Supplied entries:
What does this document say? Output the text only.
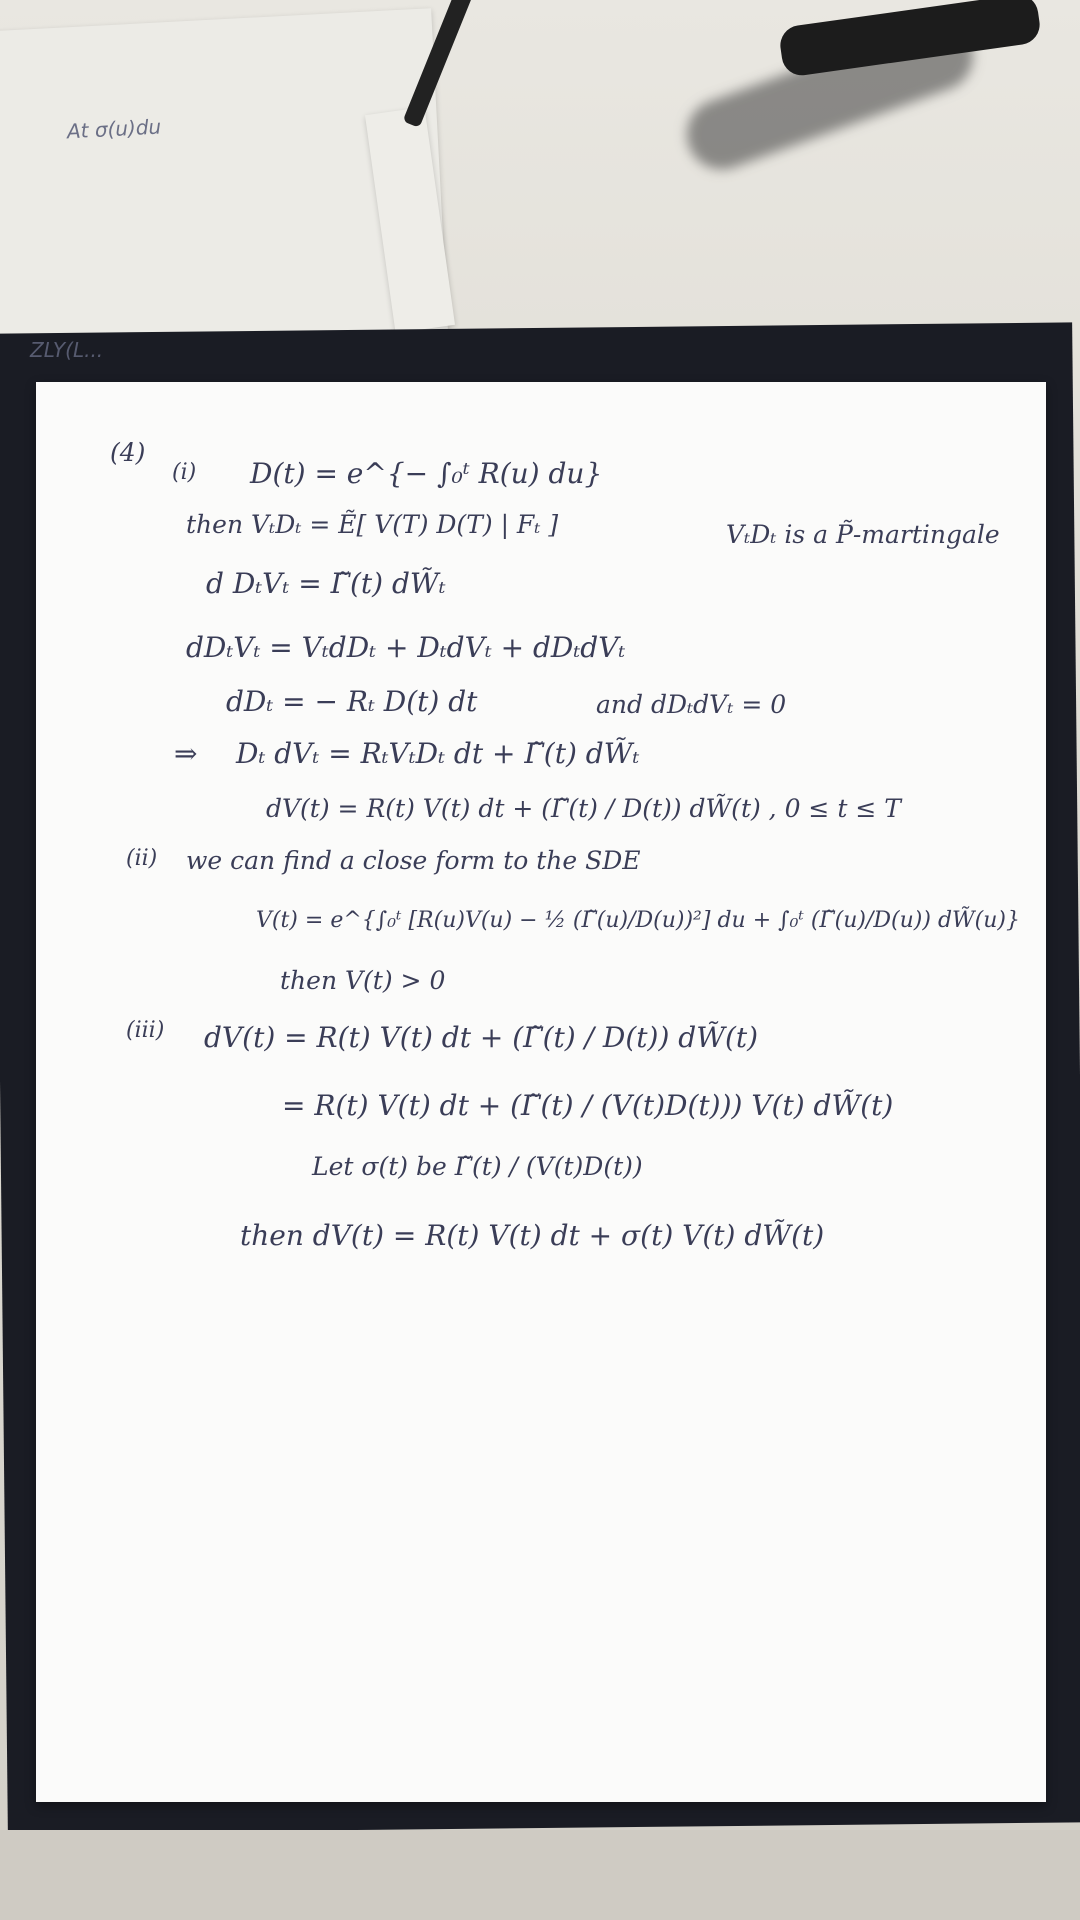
At σ(u)du
ZLY(L...
(4)
(i) D(t) = e^{− ∫₀ᵗ R(u) du}
then VₜDₜ = Ẽ[ V(T) D(T) | Fₜ ]	VₜDₜ is a P̃-martingale
d DₜVₜ = Γ̃(t) dW̃ₜ
dDₜVₜ = VₜdDₜ + DₜdVₜ + dDₜdVₜ
dDₜ = − Rₜ D(t) dt	and dDₜdVₜ = 0
⇒ Dₜ dVₜ = RₜVₜDₜ dt + Γ̃(t) dW̃ₜ
dV(t) = R(t) V(t) dt + (Γ̃(t) / D(t)) dW̃(t) , 0 ≤ t ≤ T
(ii) we can find a close form to the SDE
V(t) = e^{∫₀ᵗ [R(u)V(u) − ½ (Γ̃(u)/D(u))²] du + ∫₀ᵗ (Γ̃(u)/D(u)) dW̃(u)}
then V(t) > 0
(iii) dV(t) = R(t) V(t) dt + (Γ̃(t) / D(t)) dW̃(t)
= R(t) V(t) dt + (Γ̃(t) / (V(t)D(t))) V(t) dW̃(t)
Let σ(t) be Γ̃(t) / (V(t)D(t))
then dV(t) = R(t) V(t) dt + σ(t) V(t) dW̃(t)
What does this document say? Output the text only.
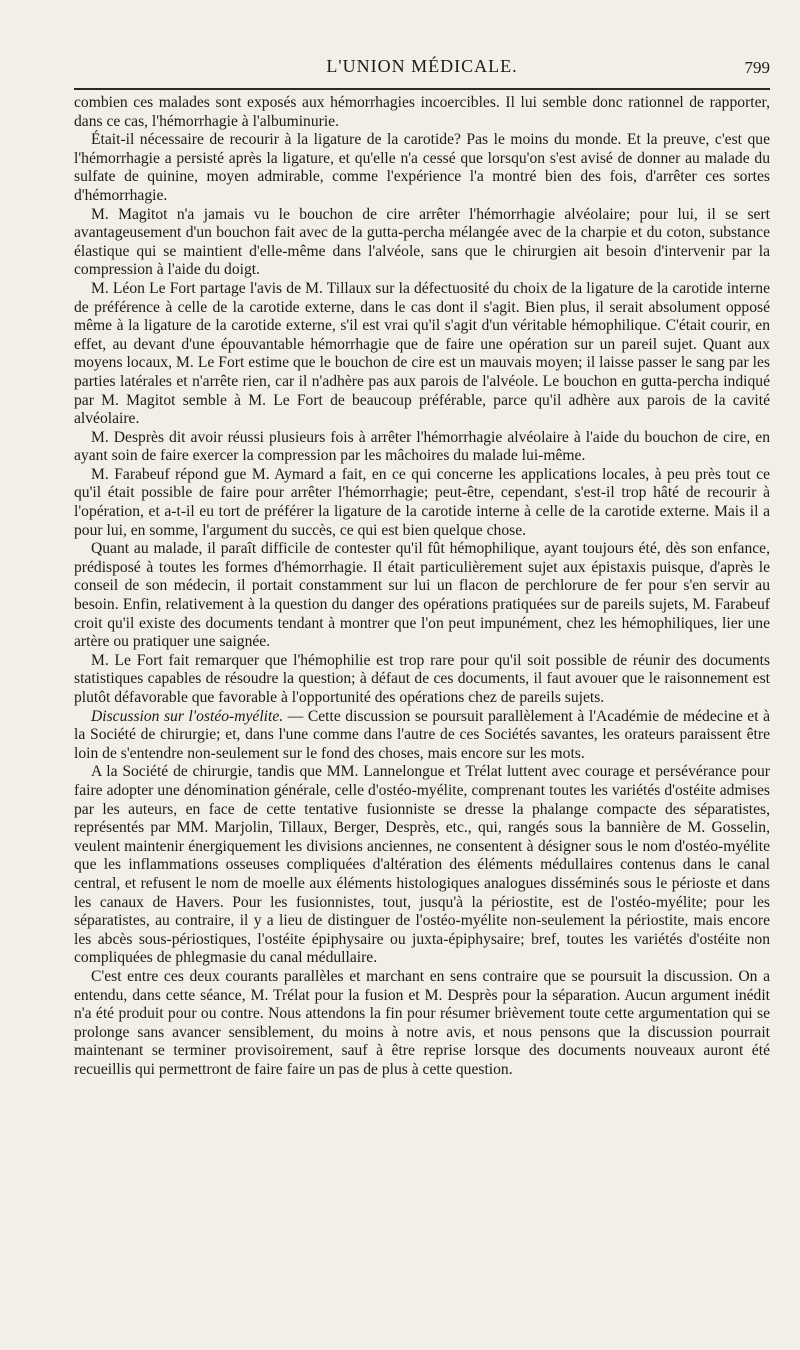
L'UNION MÉDICALE.	799

combien ces malades sont exposés aux hémorrhagies incoercibles. Il lui semble donc rationnel de rapporter, dans ce cas, l'hémorrhagie à l'albuminurie.

Était-il nécessaire de recourir à la ligature de la carotide? Pas le moins du monde. Et la preuve, c'est que l'hémorrhagie a persisté après la ligature, et qu'elle n'a cessé que lorsqu'on s'est avisé de donner au malade du sulfate de quinine, moyen admirable, comme l'expérience l'a montré bien des fois, d'arrêter ces sortes d'hémorrhagie.

M. Magitot n'a jamais vu le bouchon de cire arrêter l'hémorrhagie alvéolaire; pour lui, il se sert avantageusement d'un bouchon fait avec de la gutta-percha mélangée avec de la charpie et du coton, substance élastique qui se maintient d'elle-même dans l'alvéole, sans que le chirurgien ait besoin d'intervenir par la compression à l'aide du doigt.

M. Léon Le Fort partage l'avis de M. Tillaux sur la défectuosité du choix de la ligature de la carotide interne de préférence à celle de la carotide externe, dans le cas dont il s'agit. Bien plus, il serait absolument opposé même à la ligature de la carotide externe, s'il est vrai qu'il s'agit d'un véritable hémophilique. C'était courir, en effet, au devant d'une épouvantable hémorrhagie que de faire une opération sur un pareil sujet. Quant aux moyens locaux, M. Le Fort estime que le bouchon de cire est un mauvais moyen; il laisse passer le sang par les parties latérales et n'arrête rien, car il n'adhère pas aux parois de l'alvéole. Le bouchon en gutta-percha indiqué par M. Magitot semble à M. Le Fort de beaucoup préférable, parce qu'il adhère aux parois de la cavité alvéolaire.

M. Desprès dit avoir réussi plusieurs fois à arrêter l'hémorrhagie alvéolaire à l'aide du bouchon de cire, en ayant soin de faire exercer la compression par les mâchoires du malade lui-même.

M. Farabeuf répond gue M. Aymard a fait, en ce qui concerne les applications locales, à peu près tout ce qu'il était possible de faire pour arrêter l'hémorrhagie; peut-être, cependant, s'est-il trop hâté de recourir à l'opération, et a-t-il eu tort de préférer la ligature de la carotide interne à celle de la carotide externe. Mais il a pour lui, en somme, l'argument du succès, ce qui est bien quelque chose.

Quant au malade, il paraît difficile de contester qu'il fût hémophilique, ayant toujours été, dès son enfance, prédisposé à toutes les formes d'hémorrhagie. Il était particulièrement sujet aux épistaxis puisque, d'après le conseil de son médecin, il portait constamment sur lui un flacon de perchlorure de fer pour s'en servir au besoin. Enfin, relativement à la question du danger des opérations pratiquées sur de pareils sujets, M. Farabeuf croit qu'il existe des documents tendant à montrer que l'on peut impunément, chez les hémophiliques, lier une artère ou pratiquer une saignée.

M. Le Fort fait remarquer que l'hémophilie est trop rare pour qu'il soit possible de réunir des documents statistiques capables de résoudre la question; à défaut de ces documents, il faut avouer que le raisonnement est plutôt défavorable que favorable à l'opportunité des opérations chez de pareils sujets.

Discussion sur l'ostéo-myélite. — Cette discussion se poursuit parallèlement à l'Académie de médecine et à la Société de chirurgie; et, dans l'une comme dans l'autre de ces Sociétés savantes, les orateurs paraissent être loin de s'entendre non-seulement sur le fond des choses, mais encore sur les mots.

A la Société de chirurgie, tandis que MM. Lannelongue et Trélat luttent avec courage et persévérance pour faire adopter une dénomination générale, celle d'ostéo-myélite, comprenant toutes les variétés d'ostéite admises par les auteurs, en face de cette tentative fusionniste se dresse la phalange compacte des séparatistes, représentés par MM. Marjolin, Tillaux, Berger, Desprès, etc., qui, rangés sous la bannière de M. Gosselin, veulent maintenir énergiquement les divisions anciennes, ne consentent à désigner sous le nom d'ostéo-myélite que les inflammations osseuses compliquées d'altération des éléments médullaires contenus dans le canal central, et refusent le nom de moelle aux éléments histologiques analogues disséminés sous le périoste et dans les canaux de Havers. Pour les fusionnistes, tout, jusqu'à la périostite, est de l'ostéo-myélite; pour les séparatistes, au contraire, il y a lieu de distinguer de l'ostéo-myélite non-seulement la périostite, mais encore les abcès sous-périostiques, l'ostéite épiphysaire ou juxta-épiphysaire; bref, toutes les variétés d'ostéite non compliquées de phlegmasie du canal médullaire.

C'est entre ces deux courants parallèles et marchant en sens contraire que se poursuit la discussion. On a entendu, dans cette séance, M. Trélat pour la fusion et M. Desprès pour la séparation. Aucun argument inédit n'a été produit pour ou contre. Nous attendons la fin pour résumer brièvement toute cette argumentation qui se prolonge sans avancer sensiblement, du moins à notre avis, et nous pensons que la discussion pourrait maintenant se terminer provisoirement, sauf à être reprise lorsque des documents nouveaux auront été recueillis qui permettront de faire faire un pas de plus à cette question.
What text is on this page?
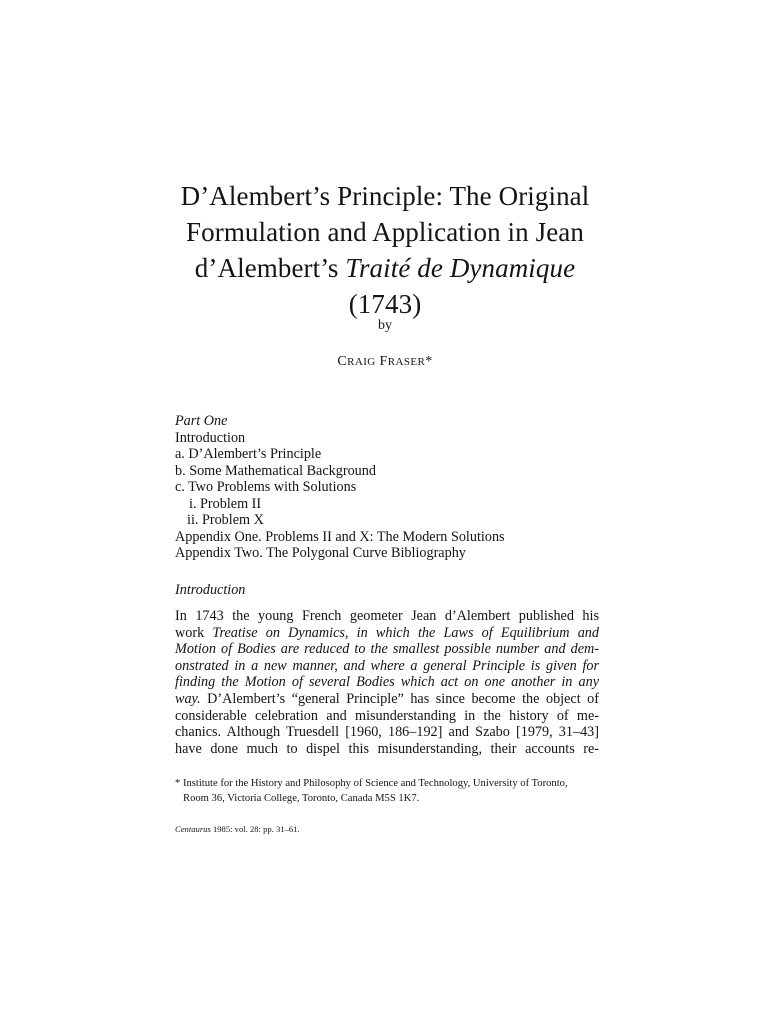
D’Alembert’s Principle: The Original
Formulation and Application in Jean
d’Alembert’s Traité de Dynamique
(1743)
by
CRAIG FRASER*
Part One
Introduction
a. D’Alembert’s Principle
b. Some Mathematical Background
c. Two Problems with Solutions
i. Problem II
ii. Problem X
Appendix One. Problems II and X: The Modern Solutions
Appendix Two. The Polygonal Curve Bibliography
Introduction
In 1743 the young French geometer Jean d’Alembert published his
work Treatise on Dynamics, in which the Laws of Equilibrium and
Motion of Bodies are reduced to the smallest possible number and dem-
onstrated in a new manner, and where a general Principle is given for
finding the Motion of several Bodies which act on one another in any
way. D’Alembert’s “general Principle” has since become the object of
considerable celebration and misunderstanding in the history of me-
chanics. Although Truesdell [1960, 186–192] and Szabo [1979, 31–43]
have done much to dispel this misunderstanding, their accounts re-
* Institute for the History and Philosophy of Science and Technology, University of Toronto,
Room 36, Victoria College, Toronto, Canada M5S 1K7.
Centaurus 1985: vol. 28: pp. 31–61.
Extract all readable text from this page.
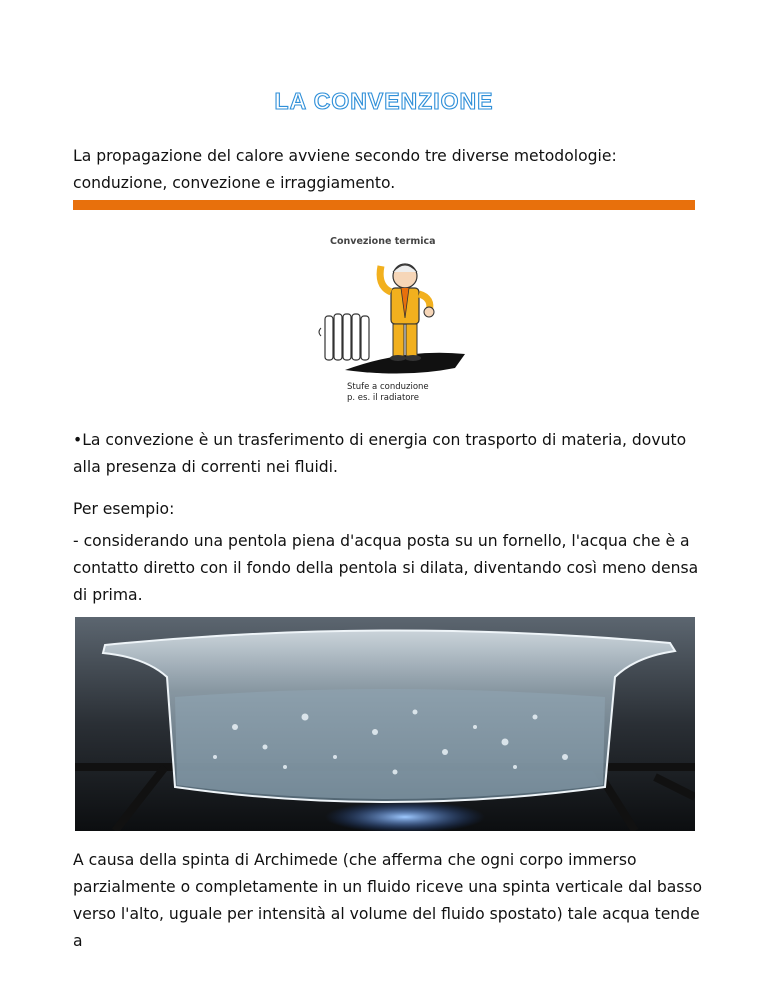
LA CONVENZIONE

La propagazione del calore avviene secondo tre diverse metodologie: conduzione, convezione e irraggiamento.

Convezione termica
Stufe a conduzione
p. es. il radiatore

•La convezione è un trasferimento di energia con trasporto di materia, dovuto alla presenza di correnti nei fluidi.

Per esempio:

- considerando una pentola piena d'acqua posta su un fornello, l'acqua che è a contatto diretto con il fondo della pentola si dilata, diventando così meno densa di prima.

A causa della spinta di Archimede (che afferma che ogni corpo immerso parzialmente o completamente in un fluido riceve una spinta verticale dal basso verso l'alto, uguale per intensità al volume del fluido spostato) tale acqua tende a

Your instructions:
Tally the lines of the listing that include "ayant". Reply with nothing but the count.

Correct answer:
2